[Records from a collection]
--- begin ---

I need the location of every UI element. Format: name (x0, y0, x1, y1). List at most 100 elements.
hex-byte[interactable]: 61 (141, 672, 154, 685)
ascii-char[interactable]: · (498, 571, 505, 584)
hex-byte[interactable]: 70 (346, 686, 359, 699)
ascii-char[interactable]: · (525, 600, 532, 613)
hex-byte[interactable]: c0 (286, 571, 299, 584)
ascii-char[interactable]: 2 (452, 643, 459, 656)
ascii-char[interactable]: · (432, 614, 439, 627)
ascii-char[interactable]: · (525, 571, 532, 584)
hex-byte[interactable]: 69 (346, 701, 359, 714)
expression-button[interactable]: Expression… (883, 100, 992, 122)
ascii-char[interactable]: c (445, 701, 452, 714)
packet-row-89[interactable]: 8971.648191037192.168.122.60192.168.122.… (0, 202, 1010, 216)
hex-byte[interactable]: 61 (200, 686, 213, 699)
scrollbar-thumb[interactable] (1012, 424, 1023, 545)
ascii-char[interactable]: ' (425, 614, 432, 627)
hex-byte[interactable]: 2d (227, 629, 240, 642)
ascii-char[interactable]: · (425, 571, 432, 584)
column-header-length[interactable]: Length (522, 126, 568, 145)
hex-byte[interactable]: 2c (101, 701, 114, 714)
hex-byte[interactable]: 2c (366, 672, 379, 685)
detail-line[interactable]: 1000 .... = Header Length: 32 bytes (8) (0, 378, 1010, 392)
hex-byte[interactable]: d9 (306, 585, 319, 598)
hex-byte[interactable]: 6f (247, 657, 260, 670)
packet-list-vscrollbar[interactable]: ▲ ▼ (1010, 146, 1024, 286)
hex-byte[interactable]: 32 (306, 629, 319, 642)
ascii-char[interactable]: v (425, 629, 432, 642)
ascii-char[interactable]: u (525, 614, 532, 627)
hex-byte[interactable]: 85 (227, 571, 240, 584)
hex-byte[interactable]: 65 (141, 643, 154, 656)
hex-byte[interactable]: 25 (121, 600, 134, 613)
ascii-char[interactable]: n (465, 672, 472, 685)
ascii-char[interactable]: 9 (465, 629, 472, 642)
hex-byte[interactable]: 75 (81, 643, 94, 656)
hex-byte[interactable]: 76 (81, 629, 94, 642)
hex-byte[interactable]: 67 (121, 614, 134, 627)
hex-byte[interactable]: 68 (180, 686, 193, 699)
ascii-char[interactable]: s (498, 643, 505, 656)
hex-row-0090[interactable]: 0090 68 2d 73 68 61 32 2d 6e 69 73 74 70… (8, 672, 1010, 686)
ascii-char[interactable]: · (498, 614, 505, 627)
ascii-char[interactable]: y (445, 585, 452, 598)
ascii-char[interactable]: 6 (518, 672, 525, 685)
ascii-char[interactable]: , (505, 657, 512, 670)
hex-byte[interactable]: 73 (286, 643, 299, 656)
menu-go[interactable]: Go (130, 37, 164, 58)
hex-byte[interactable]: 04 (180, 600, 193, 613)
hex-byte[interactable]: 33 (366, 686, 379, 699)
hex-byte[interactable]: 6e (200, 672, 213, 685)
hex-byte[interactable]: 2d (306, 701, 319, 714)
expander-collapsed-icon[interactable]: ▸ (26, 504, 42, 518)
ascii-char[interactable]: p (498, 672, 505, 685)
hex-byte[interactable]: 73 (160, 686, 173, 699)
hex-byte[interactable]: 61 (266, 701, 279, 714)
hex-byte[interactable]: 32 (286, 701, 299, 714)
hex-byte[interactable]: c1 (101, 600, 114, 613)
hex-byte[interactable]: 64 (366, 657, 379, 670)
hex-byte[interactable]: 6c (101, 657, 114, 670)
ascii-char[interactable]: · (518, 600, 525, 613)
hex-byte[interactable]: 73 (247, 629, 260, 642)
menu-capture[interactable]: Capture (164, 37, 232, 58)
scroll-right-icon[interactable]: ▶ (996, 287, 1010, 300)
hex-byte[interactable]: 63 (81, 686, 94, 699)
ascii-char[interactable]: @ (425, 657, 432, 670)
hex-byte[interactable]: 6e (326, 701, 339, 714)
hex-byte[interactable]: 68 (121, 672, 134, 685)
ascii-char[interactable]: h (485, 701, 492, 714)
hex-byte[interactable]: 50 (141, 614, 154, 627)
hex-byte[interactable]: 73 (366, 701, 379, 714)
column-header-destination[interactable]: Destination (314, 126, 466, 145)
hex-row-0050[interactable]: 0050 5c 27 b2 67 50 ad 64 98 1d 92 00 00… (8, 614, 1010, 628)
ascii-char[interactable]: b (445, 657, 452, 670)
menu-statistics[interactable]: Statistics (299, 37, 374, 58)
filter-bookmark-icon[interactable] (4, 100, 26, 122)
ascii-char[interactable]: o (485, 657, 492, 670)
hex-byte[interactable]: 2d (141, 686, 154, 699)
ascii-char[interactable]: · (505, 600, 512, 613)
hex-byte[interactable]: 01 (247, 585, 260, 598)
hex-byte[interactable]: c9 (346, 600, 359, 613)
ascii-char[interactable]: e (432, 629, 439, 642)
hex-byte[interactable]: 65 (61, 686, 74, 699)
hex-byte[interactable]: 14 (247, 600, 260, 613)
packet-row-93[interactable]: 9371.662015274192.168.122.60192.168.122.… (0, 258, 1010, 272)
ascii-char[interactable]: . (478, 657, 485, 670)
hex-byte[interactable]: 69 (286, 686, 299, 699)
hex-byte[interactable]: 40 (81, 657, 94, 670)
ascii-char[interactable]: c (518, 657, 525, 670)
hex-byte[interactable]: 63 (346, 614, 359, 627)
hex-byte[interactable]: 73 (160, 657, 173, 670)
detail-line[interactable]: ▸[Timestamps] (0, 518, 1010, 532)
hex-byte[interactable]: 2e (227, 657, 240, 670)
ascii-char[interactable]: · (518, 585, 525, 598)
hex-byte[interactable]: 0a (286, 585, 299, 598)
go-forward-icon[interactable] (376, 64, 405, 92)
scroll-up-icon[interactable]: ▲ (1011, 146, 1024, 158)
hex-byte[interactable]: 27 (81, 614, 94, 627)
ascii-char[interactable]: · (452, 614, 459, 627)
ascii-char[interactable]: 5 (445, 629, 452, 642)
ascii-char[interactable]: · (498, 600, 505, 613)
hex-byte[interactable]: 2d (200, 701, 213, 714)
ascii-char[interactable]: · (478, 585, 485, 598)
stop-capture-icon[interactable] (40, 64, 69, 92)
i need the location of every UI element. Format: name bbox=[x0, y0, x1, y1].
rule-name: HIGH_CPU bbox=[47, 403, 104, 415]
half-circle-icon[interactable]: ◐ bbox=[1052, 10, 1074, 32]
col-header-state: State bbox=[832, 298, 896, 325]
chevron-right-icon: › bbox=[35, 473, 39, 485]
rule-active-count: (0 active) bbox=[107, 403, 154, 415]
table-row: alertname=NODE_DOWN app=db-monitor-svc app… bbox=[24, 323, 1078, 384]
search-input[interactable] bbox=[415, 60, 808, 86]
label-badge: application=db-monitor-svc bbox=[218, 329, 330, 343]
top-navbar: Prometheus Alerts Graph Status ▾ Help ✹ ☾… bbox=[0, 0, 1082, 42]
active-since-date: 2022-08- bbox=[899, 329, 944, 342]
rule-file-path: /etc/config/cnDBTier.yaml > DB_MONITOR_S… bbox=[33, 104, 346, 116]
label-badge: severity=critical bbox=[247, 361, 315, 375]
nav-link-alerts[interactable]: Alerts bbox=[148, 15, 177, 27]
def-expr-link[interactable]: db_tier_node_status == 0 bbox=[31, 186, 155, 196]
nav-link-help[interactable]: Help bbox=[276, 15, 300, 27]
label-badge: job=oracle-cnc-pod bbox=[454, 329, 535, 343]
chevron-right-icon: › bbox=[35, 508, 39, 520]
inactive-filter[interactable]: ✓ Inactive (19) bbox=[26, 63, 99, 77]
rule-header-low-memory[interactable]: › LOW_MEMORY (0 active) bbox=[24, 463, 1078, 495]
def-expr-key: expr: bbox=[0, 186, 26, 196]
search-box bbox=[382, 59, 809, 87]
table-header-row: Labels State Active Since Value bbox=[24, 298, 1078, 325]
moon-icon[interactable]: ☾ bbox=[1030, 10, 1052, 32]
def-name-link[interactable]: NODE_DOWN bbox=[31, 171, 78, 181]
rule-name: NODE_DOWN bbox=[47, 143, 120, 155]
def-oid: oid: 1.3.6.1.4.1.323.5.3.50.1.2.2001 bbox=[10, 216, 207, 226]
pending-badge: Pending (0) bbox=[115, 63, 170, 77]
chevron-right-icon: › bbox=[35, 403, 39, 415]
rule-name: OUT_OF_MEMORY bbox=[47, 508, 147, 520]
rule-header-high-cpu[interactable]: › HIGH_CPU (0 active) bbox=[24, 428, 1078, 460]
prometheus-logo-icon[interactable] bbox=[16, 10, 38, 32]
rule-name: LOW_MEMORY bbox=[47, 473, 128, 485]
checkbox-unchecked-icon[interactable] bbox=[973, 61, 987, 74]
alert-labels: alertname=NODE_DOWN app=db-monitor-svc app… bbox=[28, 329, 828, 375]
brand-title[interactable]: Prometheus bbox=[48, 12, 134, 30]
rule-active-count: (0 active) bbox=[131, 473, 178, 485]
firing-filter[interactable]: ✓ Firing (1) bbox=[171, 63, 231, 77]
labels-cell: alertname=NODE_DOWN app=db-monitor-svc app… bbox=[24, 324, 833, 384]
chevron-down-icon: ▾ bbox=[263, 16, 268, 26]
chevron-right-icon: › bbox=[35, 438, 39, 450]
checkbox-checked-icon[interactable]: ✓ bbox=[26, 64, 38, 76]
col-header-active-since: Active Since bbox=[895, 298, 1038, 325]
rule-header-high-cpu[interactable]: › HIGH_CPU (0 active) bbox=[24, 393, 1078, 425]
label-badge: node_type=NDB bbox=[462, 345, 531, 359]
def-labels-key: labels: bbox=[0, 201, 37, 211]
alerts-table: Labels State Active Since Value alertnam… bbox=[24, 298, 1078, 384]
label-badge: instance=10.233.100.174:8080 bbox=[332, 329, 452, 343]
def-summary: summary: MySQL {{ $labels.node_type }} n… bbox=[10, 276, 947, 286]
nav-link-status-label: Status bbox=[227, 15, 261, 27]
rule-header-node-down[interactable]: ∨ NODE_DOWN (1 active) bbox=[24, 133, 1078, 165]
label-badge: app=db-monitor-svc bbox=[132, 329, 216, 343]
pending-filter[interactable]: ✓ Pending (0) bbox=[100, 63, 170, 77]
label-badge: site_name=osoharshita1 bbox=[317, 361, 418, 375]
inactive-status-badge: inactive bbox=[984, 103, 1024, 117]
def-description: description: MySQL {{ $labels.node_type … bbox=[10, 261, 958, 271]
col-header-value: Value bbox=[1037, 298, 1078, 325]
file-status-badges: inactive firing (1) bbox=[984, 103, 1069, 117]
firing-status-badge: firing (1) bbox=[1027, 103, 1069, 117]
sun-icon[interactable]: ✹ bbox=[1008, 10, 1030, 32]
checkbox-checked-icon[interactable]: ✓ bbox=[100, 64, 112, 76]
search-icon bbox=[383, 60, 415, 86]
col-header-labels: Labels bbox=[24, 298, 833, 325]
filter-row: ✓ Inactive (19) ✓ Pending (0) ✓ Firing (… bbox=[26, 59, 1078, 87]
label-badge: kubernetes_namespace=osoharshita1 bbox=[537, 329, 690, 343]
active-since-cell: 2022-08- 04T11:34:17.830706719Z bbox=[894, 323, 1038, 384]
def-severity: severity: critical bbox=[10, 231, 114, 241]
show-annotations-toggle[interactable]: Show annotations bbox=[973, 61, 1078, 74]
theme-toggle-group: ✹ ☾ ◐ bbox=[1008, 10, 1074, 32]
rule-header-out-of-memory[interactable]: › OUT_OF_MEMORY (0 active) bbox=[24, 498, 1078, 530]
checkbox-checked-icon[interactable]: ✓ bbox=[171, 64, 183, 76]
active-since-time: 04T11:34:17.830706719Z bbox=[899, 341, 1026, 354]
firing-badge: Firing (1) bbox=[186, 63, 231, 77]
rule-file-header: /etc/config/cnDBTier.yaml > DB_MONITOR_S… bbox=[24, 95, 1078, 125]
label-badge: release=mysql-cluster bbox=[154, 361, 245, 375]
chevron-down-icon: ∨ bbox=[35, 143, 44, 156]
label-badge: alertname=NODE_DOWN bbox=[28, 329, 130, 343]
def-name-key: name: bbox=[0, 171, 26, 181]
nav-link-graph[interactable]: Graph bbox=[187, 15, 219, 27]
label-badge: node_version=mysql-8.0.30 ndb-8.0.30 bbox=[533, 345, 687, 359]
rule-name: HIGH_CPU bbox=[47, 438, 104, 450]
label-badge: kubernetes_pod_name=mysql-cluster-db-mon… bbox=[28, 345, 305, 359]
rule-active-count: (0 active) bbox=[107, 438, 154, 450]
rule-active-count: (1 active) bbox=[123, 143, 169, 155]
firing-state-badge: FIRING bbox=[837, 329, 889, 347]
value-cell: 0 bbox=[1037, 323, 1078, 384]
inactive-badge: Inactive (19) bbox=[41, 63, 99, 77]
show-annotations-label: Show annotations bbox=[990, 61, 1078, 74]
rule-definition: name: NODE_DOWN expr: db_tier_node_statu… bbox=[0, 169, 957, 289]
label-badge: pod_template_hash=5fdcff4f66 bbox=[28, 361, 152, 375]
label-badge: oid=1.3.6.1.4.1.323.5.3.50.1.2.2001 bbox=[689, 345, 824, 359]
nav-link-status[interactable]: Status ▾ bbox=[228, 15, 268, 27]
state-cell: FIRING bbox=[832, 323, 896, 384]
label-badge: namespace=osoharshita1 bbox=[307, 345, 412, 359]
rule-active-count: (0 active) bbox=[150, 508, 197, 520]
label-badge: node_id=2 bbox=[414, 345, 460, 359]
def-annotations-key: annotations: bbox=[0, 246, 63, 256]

--- end ---

» WHAT YOU WILL DO
Can you repeat, word for word, the stretch of the material from its very first line through the line containing "hex-byte[interactable]: 69 (346, 701, 359, 714)", with both of those lines included and nothing after?

» ANSWER TO THIS PROBLEM
I need the location of every UI element. Format: name (x0, y0, x1, y1). List at most 100 elements.
hex-byte[interactable]: 61 (141, 672, 154, 685)
ascii-char[interactable]: · (498, 571, 505, 584)
hex-byte[interactable]: 70 (346, 686, 359, 699)
ascii-char[interactable]: · (525, 600, 532, 613)
hex-byte[interactable]: c0 (286, 571, 299, 584)
ascii-char[interactable]: 2 (452, 643, 459, 656)
ascii-char[interactable]: · (432, 614, 439, 627)
ascii-char[interactable]: · (525, 571, 532, 584)
hex-byte[interactable]: 69 (346, 701, 359, 714)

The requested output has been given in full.